Saved entries:

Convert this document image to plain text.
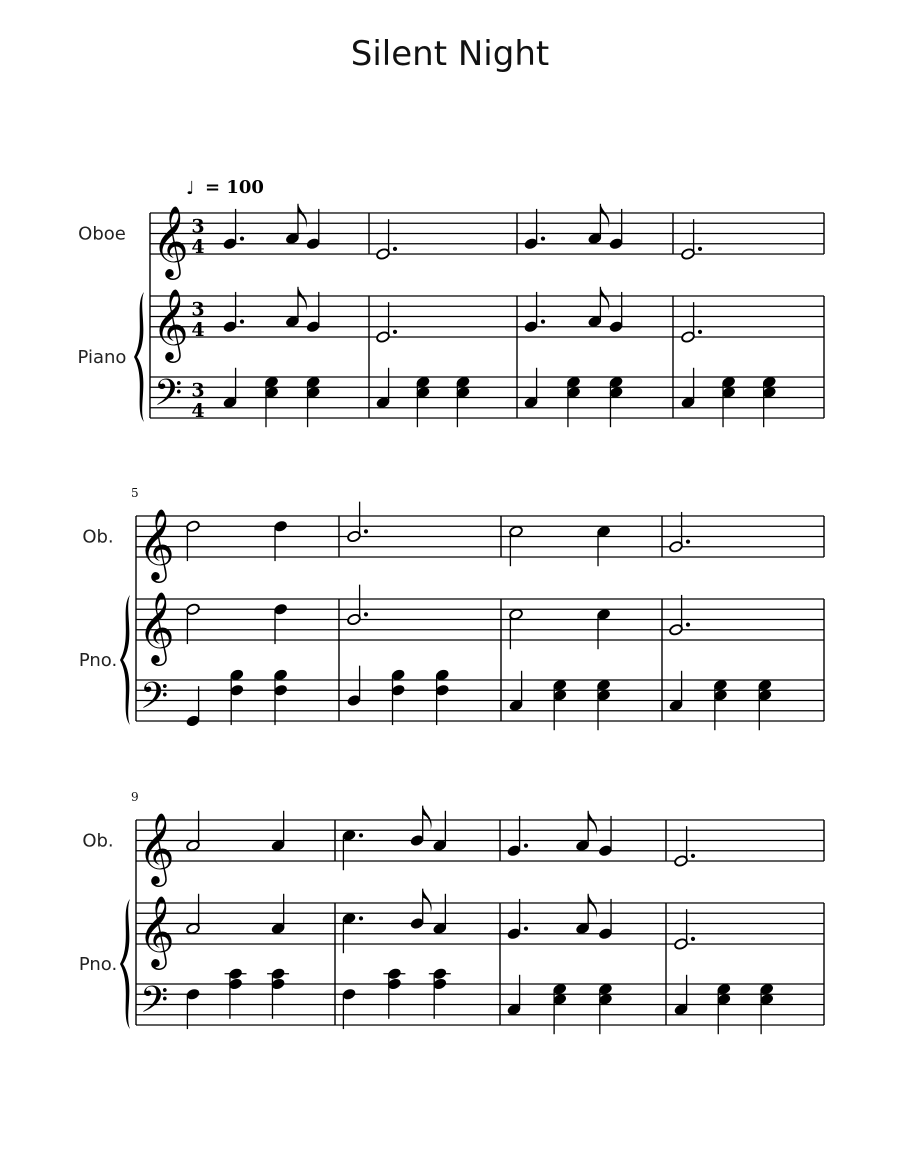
Silent Night
𝄞
𝄞
𝄢
Oboe
Piano
3
4
3
4
3
4
♩ = 100
𝄞
𝄞
𝄢
Ob.
Pno.
5
𝄞
𝄞
𝄢
Ob.
Pno.
9
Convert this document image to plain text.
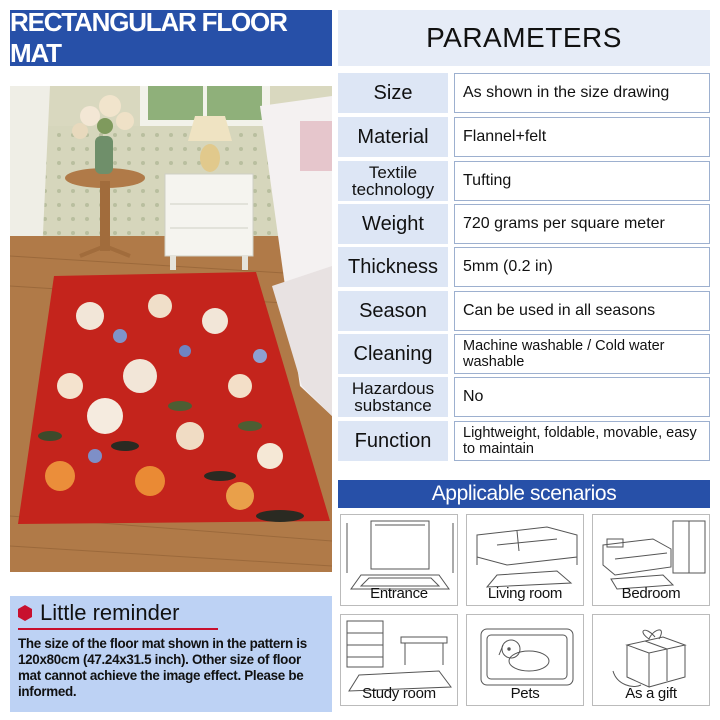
RECTANGULAR FLOOR MAT
Little reminder
The size of the floor mat shown in the pattern is 120x80cm (47.24x31.5 inch). Other size of floor mat cannot achieve the image effect. Please be informed.
PARAMETERS
Size	As shown in the size drawing
Material	Flannel+felt
Textile technology	Tufting
Weight	720 grams per square meter
Thickness	5mm (0.2 in)
Season	Can be used in all seasons
Cleaning	Machine washable / Cold water washable
Hazardous substance	No
Function	Lightweight, foldable, movable, easy to maintain
Applicable scenarios
Entrance	Living room	Bedroom
Study room	Pets	As a gift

» **The request**:
Retype the listing exactly. Pictures do not belong in the copy.

» **Output of the task**:
Convert this document image to plain text.
Silent Night
𝄞
𝄞
𝄢
Oboe
Piano
3
4
3
4
3
4
♩ = 100
𝄞
𝄞
𝄢
Ob.
Pno.
5
𝄞
𝄞
𝄢
Ob.
Pno.
9
Convert this document image to plain text.
RECTANGULAR FLOOR MAT
Little reminder
The size of the floor mat shown in the pattern is 120x80cm (47.24x31.5 inch). Other size of floor mat cannot achieve the image effect. Please be informed.
PARAMETERS
Size	As shown in the size drawing
Material	Flannel+felt
Textile technology	Tufting
Weight	720 grams per square meter
Thickness	5mm (0.2 in)
Season	Can be used in all seasons
Cleaning	Machine washable / Cold water washable
Hazardous substance	No
Function	Lightweight, foldable, movable, easy to maintain
Applicable scenarios
Entrance	Living room	Bedroom
Study room	Pets	As a gift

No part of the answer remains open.